> _DESCRIPTION OF THE TASK_
Using the listing below, report all lines holding the word "name".

────────

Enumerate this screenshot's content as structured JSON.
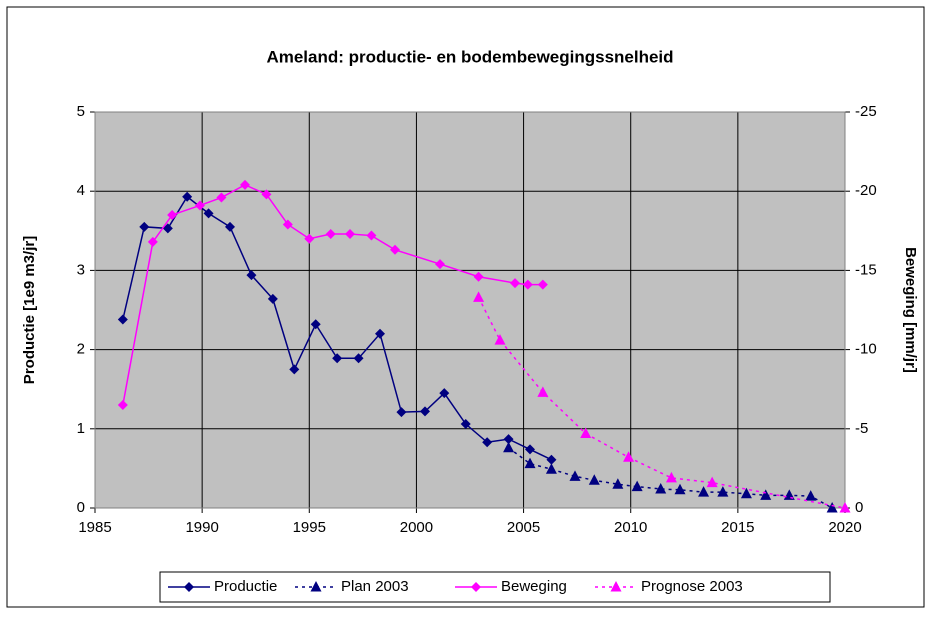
{
  "chart_data": {
    "type": "line",
    "title": "Ameland: productie- en bodembewegingssnelheid",
    "ylabel": "Productie [1e9 m3/jr]",
    "y2label": "Beweging [mm/jr]",
    "xlim": [
      1985,
      2020
    ],
    "xticks": [
      1985,
      1990,
      1995,
      2000,
      2005,
      2010,
      2015,
      2020
    ],
    "ylim": [
      0,
      5
    ],
    "yticks": [
      0,
      1,
      2,
      3,
      4,
      5
    ],
    "y2lim": [
      0,
      -25
    ],
    "y2ticks": [
      0,
      -5,
      -10,
      -15,
      -20,
      -25
    ],
    "grid": true,
    "legend": "bottom",
    "series": [
      {
        "name": "Productie",
        "color": "#000080",
        "marker": "diamond",
        "dash": false,
        "axis": "y",
        "x": [
          1986.3,
          1987.3,
          1988.4,
          1989.3,
          1990.3,
          1991.3,
          1992.3,
          1993.3,
          1994.3,
          1995.3,
          1996.3,
          1997.3,
          1998.3,
          1999.3,
          2000.4,
          2001.3,
          2002.3,
          2003.3,
          2004.3,
          2005.3,
          2006.3
        ],
        "values": [
          2.38,
          3.55,
          3.53,
          3.93,
          3.72,
          3.55,
          2.94,
          2.64,
          1.75,
          2.32,
          1.89,
          1.89,
          2.2,
          1.21,
          1.22,
          1.45,
          1.06,
          0.83,
          0.87,
          0.74,
          0.61
        ]
      },
      {
        "name": "Plan 2003",
        "color": "#000080",
        "marker": "triangle",
        "dash": true,
        "axis": "y",
        "x": [
          2004.3,
          2005.3,
          2006.3,
          2007.4,
          2008.3,
          2009.4,
          2010.3,
          2011.4,
          2012.3,
          2013.4,
          2014.3,
          2015.4,
          2016.3,
          2017.4,
          2018.4,
          2019.4
        ],
        "values": [
          0.76,
          0.56,
          0.49,
          0.4,
          0.35,
          0.3,
          0.27,
          0.24,
          0.23,
          0.2,
          0.2,
          0.18,
          0.16,
          0.16,
          0.15,
          0
        ]
      },
      {
        "name": "Beweging",
        "color": "#ff00ff",
        "marker": "diamond",
        "dash": false,
        "axis": "y2",
        "x": [
          1986.3,
          1987.7,
          1988.6,
          1989.9,
          1990.9,
          1992.0,
          1993.0,
          1994.0,
          1995.0,
          1996.0,
          1996.9,
          1997.9,
          1999.0,
          2001.1,
          2002.9,
          2004.6,
          2005.2,
          2005.9
        ],
        "values": [
          -6.5,
          -16.8,
          -18.5,
          -19.1,
          -19.6,
          -20.4,
          -19.8,
          -17.9,
          -17.0,
          -17.3,
          -17.3,
          -17.2,
          -16.3,
          -15.4,
          -14.6,
          -14.2,
          -14.1,
          -14.1
        ]
      },
      {
        "name": "Prognose 2003",
        "color": "#ff00ff",
        "marker": "triangle",
        "dash": true,
        "axis": "y2",
        "x": [
          2002.9,
          2003.9,
          2005.9,
          2007.9,
          2009.9,
          2011.9,
          2013.8,
          2020
        ],
        "values": [
          -13.3,
          -10.6,
          -7.3,
          -4.7,
          -3.2,
          -1.9,
          -1.6,
          0
        ]
      }
    ]
  }
}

────────

> _FULL RESPONSE_
        "name": "Productie",
        "name": "Plan 2003",
        "name": "Beweging",
        "name": "Prognose 2003",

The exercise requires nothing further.